REQUIREMENTS: The records that follow are to be repeated without alteration.

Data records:
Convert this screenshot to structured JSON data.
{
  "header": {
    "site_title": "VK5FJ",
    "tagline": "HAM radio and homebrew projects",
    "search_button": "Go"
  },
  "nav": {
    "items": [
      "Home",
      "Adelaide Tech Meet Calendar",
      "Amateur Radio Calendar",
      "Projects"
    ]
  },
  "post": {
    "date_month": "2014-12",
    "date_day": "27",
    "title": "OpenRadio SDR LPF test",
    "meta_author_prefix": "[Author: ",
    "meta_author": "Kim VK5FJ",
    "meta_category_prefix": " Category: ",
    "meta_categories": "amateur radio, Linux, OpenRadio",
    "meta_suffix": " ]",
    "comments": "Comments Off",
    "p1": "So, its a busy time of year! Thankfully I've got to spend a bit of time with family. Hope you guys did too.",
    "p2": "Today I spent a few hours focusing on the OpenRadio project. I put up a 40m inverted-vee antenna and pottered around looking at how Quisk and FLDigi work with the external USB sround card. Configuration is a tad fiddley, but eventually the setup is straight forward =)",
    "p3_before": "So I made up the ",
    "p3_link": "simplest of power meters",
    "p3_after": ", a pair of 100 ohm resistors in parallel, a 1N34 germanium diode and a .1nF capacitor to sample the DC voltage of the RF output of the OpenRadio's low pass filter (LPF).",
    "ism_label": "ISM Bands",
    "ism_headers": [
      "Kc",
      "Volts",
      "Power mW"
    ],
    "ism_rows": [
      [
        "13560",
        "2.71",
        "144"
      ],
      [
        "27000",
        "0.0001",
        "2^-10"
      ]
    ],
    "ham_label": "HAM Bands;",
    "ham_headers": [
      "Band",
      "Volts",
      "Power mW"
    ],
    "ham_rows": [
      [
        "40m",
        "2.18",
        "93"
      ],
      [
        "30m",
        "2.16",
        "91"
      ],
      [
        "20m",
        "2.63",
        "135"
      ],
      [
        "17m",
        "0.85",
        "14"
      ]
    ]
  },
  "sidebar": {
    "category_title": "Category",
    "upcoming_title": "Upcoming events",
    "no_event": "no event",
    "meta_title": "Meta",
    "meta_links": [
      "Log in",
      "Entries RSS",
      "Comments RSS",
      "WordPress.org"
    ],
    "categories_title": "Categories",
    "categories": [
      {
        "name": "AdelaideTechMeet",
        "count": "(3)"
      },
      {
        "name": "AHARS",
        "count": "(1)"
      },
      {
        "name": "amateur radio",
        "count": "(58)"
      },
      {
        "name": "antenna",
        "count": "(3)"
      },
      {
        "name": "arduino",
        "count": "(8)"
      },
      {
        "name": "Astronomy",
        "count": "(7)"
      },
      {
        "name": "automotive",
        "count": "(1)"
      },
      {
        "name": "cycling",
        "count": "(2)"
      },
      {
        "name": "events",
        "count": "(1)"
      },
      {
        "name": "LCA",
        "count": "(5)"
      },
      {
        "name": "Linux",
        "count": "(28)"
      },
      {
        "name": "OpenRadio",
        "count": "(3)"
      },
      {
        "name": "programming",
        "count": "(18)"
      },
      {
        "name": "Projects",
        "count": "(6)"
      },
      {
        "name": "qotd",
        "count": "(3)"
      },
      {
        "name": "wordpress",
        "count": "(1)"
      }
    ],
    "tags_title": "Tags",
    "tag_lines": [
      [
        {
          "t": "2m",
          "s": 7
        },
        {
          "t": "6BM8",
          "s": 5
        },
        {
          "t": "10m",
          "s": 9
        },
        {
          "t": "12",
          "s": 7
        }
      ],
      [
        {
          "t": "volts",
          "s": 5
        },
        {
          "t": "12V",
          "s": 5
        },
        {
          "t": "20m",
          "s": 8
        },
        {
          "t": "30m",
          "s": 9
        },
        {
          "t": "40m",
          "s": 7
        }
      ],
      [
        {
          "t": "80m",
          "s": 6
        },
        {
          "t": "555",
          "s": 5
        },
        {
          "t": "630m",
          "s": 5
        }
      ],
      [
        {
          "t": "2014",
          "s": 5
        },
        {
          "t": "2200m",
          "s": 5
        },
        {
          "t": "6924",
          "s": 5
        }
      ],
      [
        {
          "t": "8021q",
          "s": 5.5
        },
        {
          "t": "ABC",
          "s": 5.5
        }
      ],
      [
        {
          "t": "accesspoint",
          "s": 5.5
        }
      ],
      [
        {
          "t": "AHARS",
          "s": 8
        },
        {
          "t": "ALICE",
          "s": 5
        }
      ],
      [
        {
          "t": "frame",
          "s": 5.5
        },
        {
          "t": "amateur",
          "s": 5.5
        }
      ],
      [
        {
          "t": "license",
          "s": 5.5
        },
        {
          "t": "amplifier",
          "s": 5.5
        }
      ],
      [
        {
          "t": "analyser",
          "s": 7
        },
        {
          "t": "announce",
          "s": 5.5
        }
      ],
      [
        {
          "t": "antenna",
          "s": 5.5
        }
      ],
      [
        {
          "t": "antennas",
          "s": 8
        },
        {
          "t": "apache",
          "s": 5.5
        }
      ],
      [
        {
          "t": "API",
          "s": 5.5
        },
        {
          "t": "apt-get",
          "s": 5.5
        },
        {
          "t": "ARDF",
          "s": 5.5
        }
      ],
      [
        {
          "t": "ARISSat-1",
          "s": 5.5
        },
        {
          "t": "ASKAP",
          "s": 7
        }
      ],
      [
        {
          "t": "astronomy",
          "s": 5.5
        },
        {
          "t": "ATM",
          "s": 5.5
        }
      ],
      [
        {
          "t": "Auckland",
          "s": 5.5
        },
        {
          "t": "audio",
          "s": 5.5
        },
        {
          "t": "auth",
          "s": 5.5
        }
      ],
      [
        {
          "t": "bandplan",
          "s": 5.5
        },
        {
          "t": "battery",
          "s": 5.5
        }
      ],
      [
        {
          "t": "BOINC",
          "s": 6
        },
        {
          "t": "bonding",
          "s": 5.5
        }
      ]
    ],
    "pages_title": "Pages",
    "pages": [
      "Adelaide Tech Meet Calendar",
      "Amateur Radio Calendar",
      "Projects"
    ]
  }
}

EXERCISE OUTPUT:
Convert this screenshot to structured JSON data.
{
  "header": {
    "site_title": "VK5FJ",
    "tagline": "HAM radio and homebrew projects",
    "search_button": "Go"
  },
  "nav": {
    "items": [
      "Home",
      "Adelaide Tech Meet Calendar",
      "Amateur Radio Calendar",
      "Projects"
    ]
  },
  "post": {
    "date_month": "2014-12",
    "date_day": "27",
    "title": "OpenRadio SDR LPF test",
    "meta_author_prefix": "[Author: ",
    "meta_author": "Kim VK5FJ",
    "meta_category_prefix": " Category: ",
    "meta_categories": "amateur radio, Linux, OpenRadio",
    "meta_suffix": " ]",
    "comments": "Comments Off",
    "p1": "So, its a busy time of year! Thankfully I've got to spend a bit of time with family. Hope you guys did too.",
    "p2": "Today I spent a few hours focusing on the OpenRadio project. I put up a 40m inverted-vee antenna and pottered around looking at how Quisk and FLDigi work with the external USB sround card. Configuration is a tad fiddley, but eventually the setup is straight forward =)",
    "p3_before": "So I made up the ",
    "p3_link": "simplest of power meters",
    "p3_after": ", a pair of 100 ohm resistors in parallel, a 1N34 germanium diode and a .1nF capacitor to sample the DC voltage of the RF output of the OpenRadio's low pass filter (LPF).",
    "ism_label": "ISM Bands",
    "ism_headers": [
      "Kc",
      "Volts",
      "Power mW"
    ],
    "ism_rows": [
      [
        "13560",
        "2.71",
        "144"
      ],
      [
        "27000",
        "0.0001",
        "2^-10"
      ]
    ],
    "ham_label": "HAM Bands;",
    "ham_headers": [
      "Band",
      "Volts",
      "Power mW"
    ],
    "ham_rows": [
      [
        "40m",
        "2.18",
        "93"
      ],
      [
        "30m",
        "2.16",
        "91"
      ],
      [
        "20m",
        "2.63",
        "135"
      ],
      [
        "17m",
        "0.85",
        "14"
      ]
    ]
  },
  "sidebar": {
    "category_title": "Category",
    "upcoming_title": "Upcoming events",
    "no_event": "no event",
    "meta_title": "Meta",
    "meta_links": [
      "Log in",
      "Entries RSS",
      "Comments RSS",
      "WordPress.org"
    ],
    "categories_title": "Categories",
    "categories": [
      {
        "name": "AdelaideTechMeet",
        "count": "(3)"
      },
      {
        "name": "AHARS",
        "count": "(1)"
      },
      {
        "name": "amateur radio",
        "count": "(58)"
      },
      {
        "name": "antenna",
        "count": "(3)"
      },
      {
        "name": "arduino",
        "count": "(8)"
      },
      {
        "name": "Astronomy",
        "count": "(7)"
      },
      {
        "name": "automotive",
        "count": "(1)"
      },
      {
        "name": "cycling",
        "count": "(2)"
      },
      {
        "name": "events",
        "count": "(1)"
      },
      {
        "name": "LCA",
        "count": "(5)"
      },
      {
        "name": "Linux",
        "count": "(28)"
      },
      {
        "name": "OpenRadio",
        "count": "(3)"
      },
      {
        "name": "programming",
        "count": "(18)"
      },
      {
        "name": "Projects",
        "count": "(6)"
      },
      {
        "name": "qotd",
        "count": "(3)"
      },
      {
        "name": "wordpress",
        "count": "(1)"
      }
    ],
    "tags_title": "Tags",
    "tag_lines": [
      [
        {
          "t": "2m",
          "s": 7
        },
        {
          "t": "6BM8",
          "s": 5
        },
        {
          "t": "10m",
          "s": 9
        },
        {
          "t": "12",
          "s": 7
        }
      ],
      [
        {
          "t": "volts",
          "s": 5
        },
        {
          "t": "12V",
          "s": 5
        },
        {
          "t": "20m",
          "s": 8
        },
        {
          "t": "30m",
          "s": 9
        },
        {
          "t": "40m",
          "s": 7
        }
      ],
      [
        {
          "t": "80m",
          "s": 6
        },
        {
          "t": "555",
          "s": 5
        },
        {
          "t": "630m",
          "s": 5
        }
      ],
      [
        {
          "t": "2014",
          "s": 5
        },
        {
          "t": "2200m",
          "s": 5
        },
        {
          "t": "6924",
          "s": 5
        }
      ],
      [
        {
          "t": "8021q",
          "s": 5.5
        },
        {
          "t": "ABC",
          "s": 5.5
        }
      ],
      [
        {
          "t": "accesspoint",
          "s": 5.5
        }
      ],
      [
        {
          "t": "AHARS",
          "s": 8
        },
        {
          "t": "ALICE",
          "s": 5
        }
      ],
      [
        {
          "t": "frame",
          "s": 5.5
        },
        {
          "t": "amateur",
          "s": 5.5
        }
      ],
      [
        {
          "t": "license",
          "s": 5.5
        },
        {
          "t": "amplifier",
          "s": 5.5
        }
      ],
      [
        {
          "t": "analyser",
          "s": 7
        },
        {
          "t": "announce",
          "s": 5.5
        }
      ],
      [
        {
          "t": "antenna",
          "s": 5.5
        }
      ],
      [
        {
          "t": "antennas",
          "s": 8
        },
        {
          "t": "apache",
          "s": 5.5
        }
      ],
      [
        {
          "t": "API",
          "s": 5.5
        },
        {
          "t": "apt-get",
          "s": 5.5
        },
        {
          "t": "ARDF",
          "s": 5.5
        }
      ],
      [
        {
          "t": "ARISSat-1",
          "s": 5.5
        },
        {
          "t": "ASKAP",
          "s": 7
        }
      ],
      [
        {
          "t": "astronomy",
          "s": 5.5
        },
        {
          "t": "ATM",
          "s": 5.5
        }
      ],
      [
        {
          "t": "Auckland",
          "s": 5.5
        },
        {
          "t": "audio",
          "s": 5.5
        },
        {
          "t": "auth",
          "s": 5.5
        }
      ],
      [
        {
          "t": "bandplan",
          "s": 5.5
        },
        {
          "t": "battery",
          "s": 5.5
        }
      ],
      [
        {
          "t": "BOINC",
          "s": 6
        },
        {
          "t": "bonding",
          "s": 5.5
        }
      ]
    ],
    "pages_title": "Pages",
    "pages": [
      "Adelaide Tech Meet Calendar",
      "Amateur Radio Calendar",
      "Projects"
    ]
  }
}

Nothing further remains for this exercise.